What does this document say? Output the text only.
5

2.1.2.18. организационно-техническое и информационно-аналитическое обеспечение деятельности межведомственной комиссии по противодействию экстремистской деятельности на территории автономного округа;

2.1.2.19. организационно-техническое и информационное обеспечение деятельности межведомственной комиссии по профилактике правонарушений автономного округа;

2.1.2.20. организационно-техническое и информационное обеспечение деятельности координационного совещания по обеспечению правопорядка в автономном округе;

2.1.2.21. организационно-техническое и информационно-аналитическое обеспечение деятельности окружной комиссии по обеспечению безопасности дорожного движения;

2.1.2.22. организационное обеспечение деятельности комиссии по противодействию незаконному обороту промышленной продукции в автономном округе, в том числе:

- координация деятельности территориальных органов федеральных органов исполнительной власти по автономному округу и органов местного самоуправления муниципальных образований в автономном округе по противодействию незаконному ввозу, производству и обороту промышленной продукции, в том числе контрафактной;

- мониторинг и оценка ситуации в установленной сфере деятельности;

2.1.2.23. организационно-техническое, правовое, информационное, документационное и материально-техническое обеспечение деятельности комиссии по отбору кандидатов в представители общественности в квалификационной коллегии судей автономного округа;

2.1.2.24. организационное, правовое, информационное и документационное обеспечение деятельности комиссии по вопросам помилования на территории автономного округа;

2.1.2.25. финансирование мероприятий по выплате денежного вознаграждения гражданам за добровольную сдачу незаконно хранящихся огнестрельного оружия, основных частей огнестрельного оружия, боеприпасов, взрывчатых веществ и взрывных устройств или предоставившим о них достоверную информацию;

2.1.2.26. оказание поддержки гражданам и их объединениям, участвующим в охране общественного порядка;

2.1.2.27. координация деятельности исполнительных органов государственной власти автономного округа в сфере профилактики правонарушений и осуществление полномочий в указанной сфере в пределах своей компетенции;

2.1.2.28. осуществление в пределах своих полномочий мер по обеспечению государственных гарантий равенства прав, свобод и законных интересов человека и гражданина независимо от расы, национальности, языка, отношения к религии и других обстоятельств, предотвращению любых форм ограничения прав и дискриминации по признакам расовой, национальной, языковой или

▶ **What is needed**: Pull every line containing the word "округе" out of the entries above.

▶ **Response to the task**:
2.1.2.20. организационно-техническое и информационное обеспечение деятельности координационного совещания по обеспечению правопорядка в автономном округе;
2.1.2.22. организационное обеспечение деятельности комиссии по противодействию незаконному обороту промышленной продукции в автономном округе, в том числе:
- координация деятельности территориальных органов федеральных органов исполнительной власти по автономному округу и органов местного самоуправления муниципальных образований в автономном округе по противодействию незаконному ввозу, производству и обороту промышленной продукции, в том числе контрафактной;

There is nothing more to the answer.